>> BEGIN
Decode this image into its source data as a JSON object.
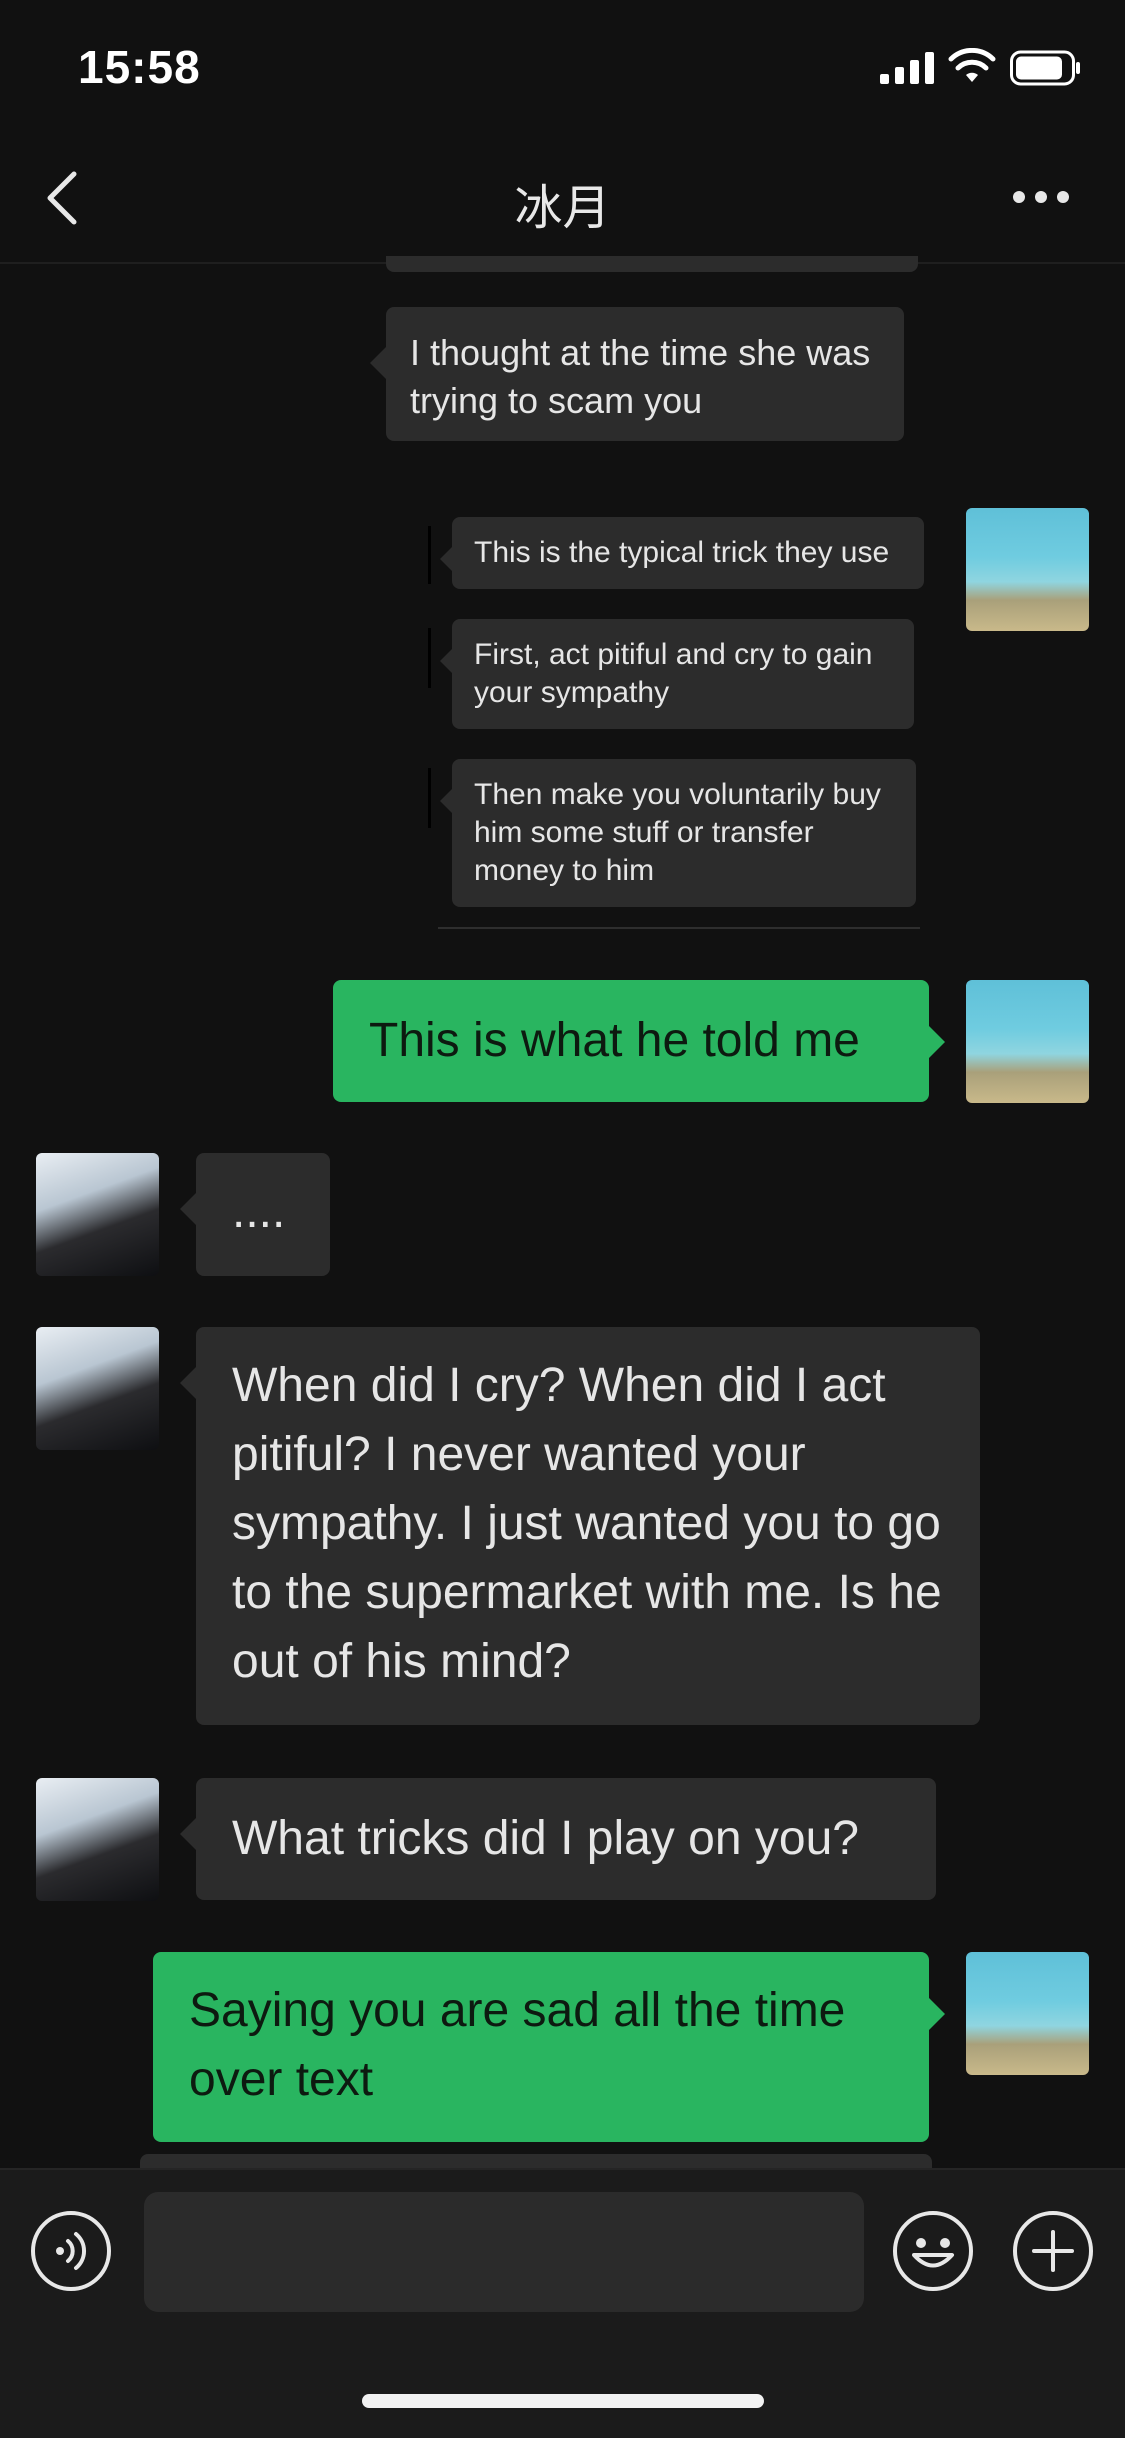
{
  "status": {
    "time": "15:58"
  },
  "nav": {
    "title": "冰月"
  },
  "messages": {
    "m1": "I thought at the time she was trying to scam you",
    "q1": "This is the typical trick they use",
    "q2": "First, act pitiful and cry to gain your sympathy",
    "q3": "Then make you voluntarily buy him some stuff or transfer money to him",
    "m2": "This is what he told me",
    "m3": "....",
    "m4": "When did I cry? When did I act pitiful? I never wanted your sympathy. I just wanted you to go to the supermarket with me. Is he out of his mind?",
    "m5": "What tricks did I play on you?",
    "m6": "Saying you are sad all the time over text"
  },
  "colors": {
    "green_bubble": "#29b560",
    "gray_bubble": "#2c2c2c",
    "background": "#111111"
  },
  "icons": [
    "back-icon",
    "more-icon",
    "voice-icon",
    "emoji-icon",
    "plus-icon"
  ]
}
>> END
Stated goal » Transcribe the records above exactly, leaving out every picture.

Exercise response »
Decode this image into its source data as a JSON object.
{
  "status": {
    "time": "15:58"
  },
  "nav": {
    "title": "冰月"
  },
  "messages": {
    "m1": "I thought at the time she was trying to scam you",
    "q1": "This is the typical trick they use",
    "q2": "First, act pitiful and cry to gain your sympathy",
    "q3": "Then make you voluntarily buy him some stuff or transfer money to him",
    "m2": "This is what he told me",
    "m3": "....",
    "m4": "When did I cry? When did I act pitiful? I never wanted your sympathy. I just wanted you to go to the supermarket with me. Is he out of his mind?",
    "m5": "What tricks did I play on you?",
    "m6": "Saying you are sad all the time over text"
  },
  "colors": {
    "green_bubble": "#29b560",
    "gray_bubble": "#2c2c2c",
    "background": "#111111"
  },
  "icons": [
    "back-icon",
    "more-icon",
    "voice-icon",
    "emoji-icon",
    "plus-icon"
  ]
}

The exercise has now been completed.